> [Exercise aim]: Repeat everything in the material exactly.

> [Records supplied]:
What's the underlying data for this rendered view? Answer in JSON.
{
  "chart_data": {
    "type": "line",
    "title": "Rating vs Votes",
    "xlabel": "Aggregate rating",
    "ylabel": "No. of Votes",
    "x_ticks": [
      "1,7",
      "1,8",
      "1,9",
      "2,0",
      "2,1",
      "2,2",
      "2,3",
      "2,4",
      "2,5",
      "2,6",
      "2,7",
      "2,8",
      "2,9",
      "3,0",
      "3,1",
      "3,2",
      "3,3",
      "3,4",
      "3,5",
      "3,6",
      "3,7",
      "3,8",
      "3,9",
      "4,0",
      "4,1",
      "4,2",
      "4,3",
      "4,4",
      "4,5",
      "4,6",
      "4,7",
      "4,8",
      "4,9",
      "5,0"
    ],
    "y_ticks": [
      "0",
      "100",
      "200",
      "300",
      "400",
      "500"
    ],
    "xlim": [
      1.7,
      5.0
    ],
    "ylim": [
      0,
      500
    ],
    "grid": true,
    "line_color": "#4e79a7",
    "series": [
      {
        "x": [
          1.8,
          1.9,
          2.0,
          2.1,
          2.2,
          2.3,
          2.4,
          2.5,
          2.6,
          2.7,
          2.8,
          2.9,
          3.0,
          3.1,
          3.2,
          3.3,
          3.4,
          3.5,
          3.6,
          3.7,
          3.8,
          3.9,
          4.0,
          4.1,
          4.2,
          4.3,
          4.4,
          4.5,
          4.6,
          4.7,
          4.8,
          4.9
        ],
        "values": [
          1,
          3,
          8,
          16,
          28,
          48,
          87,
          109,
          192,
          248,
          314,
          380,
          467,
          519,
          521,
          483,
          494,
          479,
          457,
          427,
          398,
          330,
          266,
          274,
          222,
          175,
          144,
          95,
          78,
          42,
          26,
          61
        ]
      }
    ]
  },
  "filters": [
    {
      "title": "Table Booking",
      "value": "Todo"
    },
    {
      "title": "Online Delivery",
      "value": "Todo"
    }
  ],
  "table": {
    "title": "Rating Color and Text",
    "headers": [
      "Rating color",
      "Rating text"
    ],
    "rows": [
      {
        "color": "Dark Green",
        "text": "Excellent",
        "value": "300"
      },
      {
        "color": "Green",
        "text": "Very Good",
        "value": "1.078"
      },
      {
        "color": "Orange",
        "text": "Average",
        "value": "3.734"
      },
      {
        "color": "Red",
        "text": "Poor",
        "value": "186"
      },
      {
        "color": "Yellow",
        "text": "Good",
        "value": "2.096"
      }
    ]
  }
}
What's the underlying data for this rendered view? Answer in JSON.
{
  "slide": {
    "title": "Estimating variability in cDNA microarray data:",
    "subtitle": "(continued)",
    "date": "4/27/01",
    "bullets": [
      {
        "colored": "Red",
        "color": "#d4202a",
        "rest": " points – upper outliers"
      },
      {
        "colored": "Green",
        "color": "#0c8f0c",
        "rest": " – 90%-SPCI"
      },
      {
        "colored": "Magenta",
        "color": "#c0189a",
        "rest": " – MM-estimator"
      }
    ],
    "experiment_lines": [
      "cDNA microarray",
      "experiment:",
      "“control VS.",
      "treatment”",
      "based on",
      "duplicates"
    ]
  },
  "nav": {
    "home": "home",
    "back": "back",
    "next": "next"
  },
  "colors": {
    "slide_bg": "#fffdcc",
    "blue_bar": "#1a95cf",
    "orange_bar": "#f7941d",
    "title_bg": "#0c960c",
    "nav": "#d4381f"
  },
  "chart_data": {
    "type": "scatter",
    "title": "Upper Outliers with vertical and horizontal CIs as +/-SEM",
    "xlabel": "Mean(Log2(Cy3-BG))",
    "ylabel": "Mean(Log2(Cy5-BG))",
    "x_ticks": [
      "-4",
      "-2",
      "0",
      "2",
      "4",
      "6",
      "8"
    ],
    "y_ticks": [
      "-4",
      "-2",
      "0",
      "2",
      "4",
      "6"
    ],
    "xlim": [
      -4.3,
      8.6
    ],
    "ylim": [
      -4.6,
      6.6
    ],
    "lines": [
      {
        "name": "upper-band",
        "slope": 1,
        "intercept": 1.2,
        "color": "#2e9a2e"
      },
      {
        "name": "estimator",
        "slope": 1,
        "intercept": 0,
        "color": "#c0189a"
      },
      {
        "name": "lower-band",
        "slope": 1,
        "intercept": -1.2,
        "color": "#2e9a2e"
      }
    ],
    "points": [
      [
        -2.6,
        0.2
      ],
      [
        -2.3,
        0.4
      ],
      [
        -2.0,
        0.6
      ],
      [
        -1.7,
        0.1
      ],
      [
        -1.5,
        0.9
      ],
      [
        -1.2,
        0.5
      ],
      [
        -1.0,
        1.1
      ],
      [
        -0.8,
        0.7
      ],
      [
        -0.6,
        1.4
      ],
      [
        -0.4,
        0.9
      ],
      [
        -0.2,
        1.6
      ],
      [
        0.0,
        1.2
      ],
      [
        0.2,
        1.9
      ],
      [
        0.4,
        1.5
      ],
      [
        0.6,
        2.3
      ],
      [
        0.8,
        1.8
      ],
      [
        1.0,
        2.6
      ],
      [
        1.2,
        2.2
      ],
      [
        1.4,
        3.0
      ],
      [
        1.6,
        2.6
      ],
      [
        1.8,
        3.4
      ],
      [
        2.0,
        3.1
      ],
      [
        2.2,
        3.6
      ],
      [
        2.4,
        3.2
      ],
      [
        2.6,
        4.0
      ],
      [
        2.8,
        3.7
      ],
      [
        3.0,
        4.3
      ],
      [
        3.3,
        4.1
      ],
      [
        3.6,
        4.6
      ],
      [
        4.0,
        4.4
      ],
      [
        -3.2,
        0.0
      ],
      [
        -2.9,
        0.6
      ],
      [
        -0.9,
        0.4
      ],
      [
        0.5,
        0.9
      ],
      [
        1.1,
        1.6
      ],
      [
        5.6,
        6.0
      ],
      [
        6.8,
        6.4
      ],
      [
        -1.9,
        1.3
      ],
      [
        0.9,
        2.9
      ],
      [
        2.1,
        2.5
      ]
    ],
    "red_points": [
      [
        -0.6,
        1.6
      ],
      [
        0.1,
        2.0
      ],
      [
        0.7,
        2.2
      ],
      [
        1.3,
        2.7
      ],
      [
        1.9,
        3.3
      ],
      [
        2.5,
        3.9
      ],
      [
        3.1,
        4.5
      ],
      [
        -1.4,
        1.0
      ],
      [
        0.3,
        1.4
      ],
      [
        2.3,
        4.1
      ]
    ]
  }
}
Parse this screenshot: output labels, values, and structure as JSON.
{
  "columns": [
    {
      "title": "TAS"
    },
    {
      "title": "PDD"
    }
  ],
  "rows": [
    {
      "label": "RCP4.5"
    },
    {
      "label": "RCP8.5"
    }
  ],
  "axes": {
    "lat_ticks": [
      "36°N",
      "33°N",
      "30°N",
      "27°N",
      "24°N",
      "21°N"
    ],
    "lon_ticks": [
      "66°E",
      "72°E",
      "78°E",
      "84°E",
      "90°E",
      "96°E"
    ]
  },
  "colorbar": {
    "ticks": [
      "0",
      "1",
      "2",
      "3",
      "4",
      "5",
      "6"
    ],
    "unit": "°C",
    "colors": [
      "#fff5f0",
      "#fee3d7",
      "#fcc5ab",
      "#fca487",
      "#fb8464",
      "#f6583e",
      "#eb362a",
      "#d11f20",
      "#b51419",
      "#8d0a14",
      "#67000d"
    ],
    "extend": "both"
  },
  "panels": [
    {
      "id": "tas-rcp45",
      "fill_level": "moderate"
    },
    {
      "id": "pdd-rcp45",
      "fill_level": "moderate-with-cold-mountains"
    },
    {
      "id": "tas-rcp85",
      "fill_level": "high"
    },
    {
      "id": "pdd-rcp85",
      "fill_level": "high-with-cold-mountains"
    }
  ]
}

> [Completed task]:
What's the underlying data for this rendered view? Answer in JSON.
{
  "chart_data": {
    "type": "line",
    "title": "Rating vs Votes",
    "xlabel": "Aggregate rating",
    "ylabel": "No. of Votes",
    "x_ticks": [
      "1,7",
      "1,8",
      "1,9",
      "2,0",
      "2,1",
      "2,2",
      "2,3",
      "2,4",
      "2,5",
      "2,6",
      "2,7",
      "2,8",
      "2,9",
      "3,0",
      "3,1",
      "3,2",
      "3,3",
      "3,4",
      "3,5",
      "3,6",
      "3,7",
      "3,8",
      "3,9",
      "4,0",
      "4,1",
      "4,2",
      "4,3",
      "4,4",
      "4,5",
      "4,6",
      "4,7",
      "4,8",
      "4,9",
      "5,0"
    ],
    "y_ticks": [
      "0",
      "100",
      "200",
      "300",
      "400",
      "500"
    ],
    "xlim": [
      1.7,
      5.0
    ],
    "ylim": [
      0,
      500
    ],
    "grid": true,
    "line_color": "#4e79a7",
    "series": [
      {
        "x": [
          1.8,
          1.9,
          2.0,
          2.1,
          2.2,
          2.3,
          2.4,
          2.5,
          2.6,
          2.7,
          2.8,
          2.9,
          3.0,
          3.1,
          3.2,
          3.3,
          3.4,
          3.5,
          3.6,
          3.7,
          3.8,
          3.9,
          4.0,
          4.1,
          4.2,
          4.3,
          4.4,
          4.5,
          4.6,
          4.7,
          4.8,
          4.9
        ],
        "values": [
          1,
          3,
          8,
          16,
          28,
          48,
          87,
          109,
          192,
          248,
          314,
          380,
          467,
          519,
          521,
          483,
          494,
          479,
          457,
          427,
          398,
          330,
          266,
          274,
          222,
          175,
          144,
          95,
          78,
          42,
          26,
          61
        ]
      }
    ]
  },
  "filters": [
    {
      "title": "Table Booking",
      "value": "Todo"
    },
    {
      "title": "Online Delivery",
      "value": "Todo"
    }
  ],
  "table": {
    "title": "Rating Color and Text",
    "headers": [
      "Rating color",
      "Rating text"
    ],
    "rows": [
      {
        "color": "Dark Green",
        "text": "Excellent",
        "value": "300"
      },
      {
        "color": "Green",
        "text": "Very Good",
        "value": "1.078"
      },
      {
        "color": "Orange",
        "text": "Average",
        "value": "3.734"
      },
      {
        "color": "Red",
        "text": "Poor",
        "value": "186"
      },
      {
        "color": "Yellow",
        "text": "Good",
        "value": "2.096"
      }
    ]
  }
}
What's the underlying data for this rendered view? Answer in JSON.
{
  "slide": {
    "title": "Estimating variability in cDNA microarray data:",
    "subtitle": "(continued)",
    "date": "4/27/01",
    "bullets": [
      {
        "colored": "Red",
        "color": "#d4202a",
        "rest": " points – upper outliers"
      },
      {
        "colored": "Green",
        "color": "#0c8f0c",
        "rest": " – 90%-SPCI"
      },
      {
        "colored": "Magenta",
        "color": "#c0189a",
        "rest": " – MM-estimator"
      }
    ],
    "experiment_lines": [
      "cDNA microarray",
      "experiment:",
      "“control VS.",
      "treatment”",
      "based on",
      "duplicates"
    ]
  },
  "nav": {
    "home": "home",
    "back": "back",
    "next": "next"
  },
  "colors": {
    "slide_bg": "#fffdcc",
    "blue_bar": "#1a95cf",
    "orange_bar": "#f7941d",
    "title_bg": "#0c960c",
    "nav": "#d4381f"
  },
  "chart_data": {
    "type": "scatter",
    "title": "Upper Outliers with vertical and horizontal CIs as +/-SEM",
    "xlabel": "Mean(Log2(Cy3-BG))",
    "ylabel": "Mean(Log2(Cy5-BG))",
    "x_ticks": [
      "-4",
      "-2",
      "0",
      "2",
      "4",
      "6",
      "8"
    ],
    "y_ticks": [
      "-4",
      "-2",
      "0",
      "2",
      "4",
      "6"
    ],
    "xlim": [
      -4.3,
      8.6
    ],
    "ylim": [
      -4.6,
      6.6
    ],
    "lines": [
      {
        "name": "upper-band",
        "slope": 1,
        "intercept": 1.2,
        "color": "#2e9a2e"
      },
      {
        "name": "estimator",
        "slope": 1,
        "intercept": 0,
        "color": "#c0189a"
      },
      {
        "name": "lower-band",
        "slope": 1,
        "intercept": -1.2,
        "color": "#2e9a2e"
      }
    ],
    "points": [
      [
        -2.6,
        0.2
      ],
      [
        -2.3,
        0.4
      ],
      [
        -2.0,
        0.6
      ],
      [
        -1.7,
        0.1
      ],
      [
        -1.5,
        0.9
      ],
      [
        -1.2,
        0.5
      ],
      [
        -1.0,
        1.1
      ],
      [
        -0.8,
        0.7
      ],
      [
        -0.6,
        1.4
      ],
      [
        -0.4,
        0.9
      ],
      [
        -0.2,
        1.6
      ],
      [
        0.0,
        1.2
      ],
      [
        0.2,
        1.9
      ],
      [
        0.4,
        1.5
      ],
      [
        0.6,
        2.3
      ],
      [
        0.8,
        1.8
      ],
      [
        1.0,
        2.6
      ],
      [
        1.2,
        2.2
      ],
      [
        1.4,
        3.0
      ],
      [
        1.6,
        2.6
      ],
      [
        1.8,
        3.4
      ],
      [
        2.0,
        3.1
      ],
      [
        2.2,
        3.6
      ],
      [
        2.4,
        3.2
      ],
      [
        2.6,
        4.0
      ],
      [
        2.8,
        3.7
      ],
      [
        3.0,
        4.3
      ],
      [
        3.3,
        4.1
      ],
      [
        3.6,
        4.6
      ],
      [
        4.0,
        4.4
      ],
      [
        -3.2,
        0.0
      ],
      [
        -2.9,
        0.6
      ],
      [
        -0.9,
        0.4
      ],
      [
        0.5,
        0.9
      ],
      [
        1.1,
        1.6
      ],
      [
        5.6,
        6.0
      ],
      [
        6.8,
        6.4
      ],
      [
        -1.9,
        1.3
      ],
      [
        0.9,
        2.9
      ],
      [
        2.1,
        2.5
      ]
    ],
    "red_points": [
      [
        -0.6,
        1.6
      ],
      [
        0.1,
        2.0
      ],
      [
        0.7,
        2.2
      ],
      [
        1.3,
        2.7
      ],
      [
        1.9,
        3.3
      ],
      [
        2.5,
        3.9
      ],
      [
        3.1,
        4.5
      ],
      [
        -1.4,
        1.0
      ],
      [
        0.3,
        1.4
      ],
      [
        2.3,
        4.1
      ]
    ]
  }
}
Parse this screenshot: output labels, values, and structure as JSON.
{
  "columns": [
    {
      "title": "TAS"
    },
    {
      "title": "PDD"
    }
  ],
  "rows": [
    {
      "label": "RCP4.5"
    },
    {
      "label": "RCP8.5"
    }
  ],
  "axes": {
    "lat_ticks": [
      "36°N",
      "33°N",
      "30°N",
      "27°N",
      "24°N",
      "21°N"
    ],
    "lon_ticks": [
      "66°E",
      "72°E",
      "78°E",
      "84°E",
      "90°E",
      "96°E"
    ]
  },
  "colorbar": {
    "ticks": [
      "0",
      "1",
      "2",
      "3",
      "4",
      "5",
      "6"
    ],
    "unit": "°C",
    "colors": [
      "#fff5f0",
      "#fee3d7",
      "#fcc5ab",
      "#fca487",
      "#fb8464",
      "#f6583e",
      "#eb362a",
      "#d11f20",
      "#b51419",
      "#8d0a14",
      "#67000d"
    ],
    "extend": "both"
  },
  "panels": [
    {
      "id": "tas-rcp45",
      "fill_level": "moderate"
    },
    {
      "id": "pdd-rcp45",
      "fill_level": "moderate-with-cold-mountains"
    },
    {
      "id": "tas-rcp85",
      "fill_level": "high"
    },
    {
      "id": "pdd-rcp85",
      "fill_level": "high-with-cold-mountains"
    }
  ]
}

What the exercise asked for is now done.